■ What to do ■
Scan each line of the records for the word "structured" and extract the ones that have it.

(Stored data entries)
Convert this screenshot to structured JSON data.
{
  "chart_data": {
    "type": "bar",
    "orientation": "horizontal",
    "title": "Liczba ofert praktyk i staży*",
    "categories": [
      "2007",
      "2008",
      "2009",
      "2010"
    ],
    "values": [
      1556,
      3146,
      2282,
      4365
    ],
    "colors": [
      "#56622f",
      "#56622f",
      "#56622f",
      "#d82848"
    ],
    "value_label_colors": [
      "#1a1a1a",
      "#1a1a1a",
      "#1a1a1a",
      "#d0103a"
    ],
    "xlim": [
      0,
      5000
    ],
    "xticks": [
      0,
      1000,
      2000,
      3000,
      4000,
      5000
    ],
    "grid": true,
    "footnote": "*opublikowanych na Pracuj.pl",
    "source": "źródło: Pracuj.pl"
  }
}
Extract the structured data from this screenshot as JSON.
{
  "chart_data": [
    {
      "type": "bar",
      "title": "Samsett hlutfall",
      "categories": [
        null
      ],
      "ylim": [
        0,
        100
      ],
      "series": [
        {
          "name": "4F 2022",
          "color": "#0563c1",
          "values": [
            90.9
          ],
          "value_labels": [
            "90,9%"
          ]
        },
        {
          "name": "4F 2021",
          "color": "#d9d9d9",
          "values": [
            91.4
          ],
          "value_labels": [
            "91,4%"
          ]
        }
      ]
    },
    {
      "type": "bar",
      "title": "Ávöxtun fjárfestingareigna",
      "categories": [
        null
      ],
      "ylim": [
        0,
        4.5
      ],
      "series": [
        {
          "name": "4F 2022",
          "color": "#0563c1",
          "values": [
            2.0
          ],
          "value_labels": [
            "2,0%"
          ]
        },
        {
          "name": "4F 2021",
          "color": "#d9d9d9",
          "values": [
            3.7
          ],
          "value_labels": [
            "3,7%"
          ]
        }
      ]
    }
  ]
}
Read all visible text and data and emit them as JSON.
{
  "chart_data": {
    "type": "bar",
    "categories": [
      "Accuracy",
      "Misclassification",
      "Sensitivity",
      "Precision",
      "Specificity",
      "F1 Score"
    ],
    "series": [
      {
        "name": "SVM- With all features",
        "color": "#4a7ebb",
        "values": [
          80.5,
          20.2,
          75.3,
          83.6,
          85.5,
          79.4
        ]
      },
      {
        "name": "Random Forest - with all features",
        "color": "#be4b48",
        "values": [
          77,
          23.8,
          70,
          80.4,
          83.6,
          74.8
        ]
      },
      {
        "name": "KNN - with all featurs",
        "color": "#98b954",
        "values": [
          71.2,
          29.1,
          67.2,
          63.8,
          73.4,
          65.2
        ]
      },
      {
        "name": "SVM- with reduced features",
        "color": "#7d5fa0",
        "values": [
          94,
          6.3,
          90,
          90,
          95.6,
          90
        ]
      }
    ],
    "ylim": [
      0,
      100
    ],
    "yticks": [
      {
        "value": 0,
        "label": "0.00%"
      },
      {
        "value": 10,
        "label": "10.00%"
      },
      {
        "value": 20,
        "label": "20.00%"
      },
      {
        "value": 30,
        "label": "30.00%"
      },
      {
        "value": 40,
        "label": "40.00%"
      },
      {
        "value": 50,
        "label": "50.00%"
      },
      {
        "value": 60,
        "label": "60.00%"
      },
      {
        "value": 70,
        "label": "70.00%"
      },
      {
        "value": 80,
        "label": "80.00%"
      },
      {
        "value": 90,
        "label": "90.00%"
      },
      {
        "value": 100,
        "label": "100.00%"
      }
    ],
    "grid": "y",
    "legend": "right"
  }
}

■ Exercise result ■
Convert this screenshot to structured JSON data.
Extract the structured data from this screenshot as JSON.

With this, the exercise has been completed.